- _YOUR GOAL_:
Quote the whole listing word for word, please.

** START RECORDS SUPPLIED **

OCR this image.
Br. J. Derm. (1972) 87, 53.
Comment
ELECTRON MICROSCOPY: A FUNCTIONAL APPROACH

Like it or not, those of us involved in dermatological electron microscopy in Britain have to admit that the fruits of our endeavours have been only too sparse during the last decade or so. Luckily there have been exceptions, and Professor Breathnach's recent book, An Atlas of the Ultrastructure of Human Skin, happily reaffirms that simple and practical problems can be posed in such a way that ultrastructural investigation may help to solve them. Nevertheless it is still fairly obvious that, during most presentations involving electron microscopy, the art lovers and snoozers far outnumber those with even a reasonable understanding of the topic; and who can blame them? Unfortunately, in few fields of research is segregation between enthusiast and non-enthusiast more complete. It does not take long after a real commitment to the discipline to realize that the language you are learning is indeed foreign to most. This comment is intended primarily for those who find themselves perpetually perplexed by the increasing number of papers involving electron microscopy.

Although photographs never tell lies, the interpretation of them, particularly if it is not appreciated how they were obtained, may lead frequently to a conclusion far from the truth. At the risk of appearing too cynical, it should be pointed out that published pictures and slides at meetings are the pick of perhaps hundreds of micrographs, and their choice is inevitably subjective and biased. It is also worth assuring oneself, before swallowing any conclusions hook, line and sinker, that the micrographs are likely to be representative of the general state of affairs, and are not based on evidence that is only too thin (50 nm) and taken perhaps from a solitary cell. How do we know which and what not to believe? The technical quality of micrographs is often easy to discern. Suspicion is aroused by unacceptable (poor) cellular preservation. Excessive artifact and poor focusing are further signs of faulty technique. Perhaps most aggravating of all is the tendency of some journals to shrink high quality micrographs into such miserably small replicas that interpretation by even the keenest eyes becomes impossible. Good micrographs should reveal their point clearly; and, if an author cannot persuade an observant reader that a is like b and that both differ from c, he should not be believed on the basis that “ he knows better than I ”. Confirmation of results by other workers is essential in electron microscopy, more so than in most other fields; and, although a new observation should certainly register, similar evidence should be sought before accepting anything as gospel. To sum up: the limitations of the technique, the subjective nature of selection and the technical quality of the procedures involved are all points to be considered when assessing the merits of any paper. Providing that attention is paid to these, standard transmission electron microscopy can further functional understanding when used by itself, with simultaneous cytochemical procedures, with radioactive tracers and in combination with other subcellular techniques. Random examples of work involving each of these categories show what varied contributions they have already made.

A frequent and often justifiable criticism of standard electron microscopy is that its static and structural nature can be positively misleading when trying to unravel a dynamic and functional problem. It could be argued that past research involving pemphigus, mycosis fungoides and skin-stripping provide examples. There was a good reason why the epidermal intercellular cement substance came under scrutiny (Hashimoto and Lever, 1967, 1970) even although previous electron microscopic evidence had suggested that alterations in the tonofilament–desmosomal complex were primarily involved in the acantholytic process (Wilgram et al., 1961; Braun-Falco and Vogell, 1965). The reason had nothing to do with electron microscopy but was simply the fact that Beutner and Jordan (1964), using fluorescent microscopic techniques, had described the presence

** END RECORDS SUPPLIED **

- _THE RESULT_:
OCR this image.
Br. J. Derm. (1972) 87, 53.
Comment
ELECTRON MICROSCOPY: A FUNCTIONAL APPROACH

Like it or not, those of us involved in dermatological electron microscopy in Britain have to admit that the fruits of our endeavours have been only too sparse during the last decade or so. Luckily there have been exceptions, and Professor Breathnach's recent book, An Atlas of the Ultrastructure of Human Skin, happily reaffirms that simple and practical problems can be posed in such a way that ultrastructural investigation may help to solve them. Nevertheless it is still fairly obvious that, during most presentations involving electron microscopy, the art lovers and snoozers far outnumber those with even a reasonable understanding of the topic; and who can blame them? Unfortunately, in few fields of research is segregation between enthusiast and non-enthusiast more complete. It does not take long after a real commitment to the discipline to realize that the language you are learning is indeed foreign to most. This comment is intended primarily for those who find themselves perpetually perplexed by the increasing number of papers involving electron microscopy.

Although photographs never tell lies, the interpretation of them, particularly if it is not appreciated how they were obtained, may lead frequently to a conclusion far from the truth. At the risk of appearing too cynical, it should be pointed out that published pictures and slides at meetings are the pick of perhaps hundreds of micrographs, and their choice is inevitably subjective and biased. It is also worth assuring oneself, before swallowing any conclusions hook, line and sinker, that the micrographs are likely to be representative of the general state of affairs, and are not based on evidence that is only too thin (50 nm) and taken perhaps from a solitary cell. How do we know which and what not to believe? The technical quality of micrographs is often easy to discern. Suspicion is aroused by unacceptable (poor) cellular preservation. Excessive artifact and poor focusing are further signs of faulty technique. Perhaps most aggravating of all is the tendency of some journals to shrink high quality micrographs into such miserably small replicas that interpretation by even the keenest eyes becomes impossible. Good micrographs should reveal their point clearly; and, if an author cannot persuade an observant reader that a is like b and that both differ from c, he should not be believed on the basis that “ he knows better than I ”. Confirmation of results by other workers is essential in electron microscopy, more so than in most other fields; and, although a new observation should certainly register, similar evidence should be sought before accepting anything as gospel. To sum up: the limitations of the technique, the subjective nature of selection and the technical quality of the procedures involved are all points to be considered when assessing the merits of any paper. Providing that attention is paid to these, standard transmission electron microscopy can further functional understanding when used by itself, with simultaneous cytochemical procedures, with radioactive tracers and in combination with other subcellular techniques. Random examples of work involving each of these categories show what varied contributions they have already made.

A frequent and often justifiable criticism of standard electron microscopy is that its static and structural nature can be positively misleading when trying to unravel a dynamic and functional problem. It could be argued that past research involving pemphigus, mycosis fungoides and skin-stripping provide examples. There was a good reason why the epidermal intercellular cement substance came under scrutiny (Hashimoto and Lever, 1967, 1970) even although previous electron microscopic evidence had suggested that alterations in the tonofilament–desmosomal complex were primarily involved in the acantholytic process (Wilgram et al., 1961; Braun-Falco and Vogell, 1965). The reason had nothing to do with electron microscopy but was simply the fact that Beutner and Jordan (1964), using fluorescent microscopic techniques, had described the presence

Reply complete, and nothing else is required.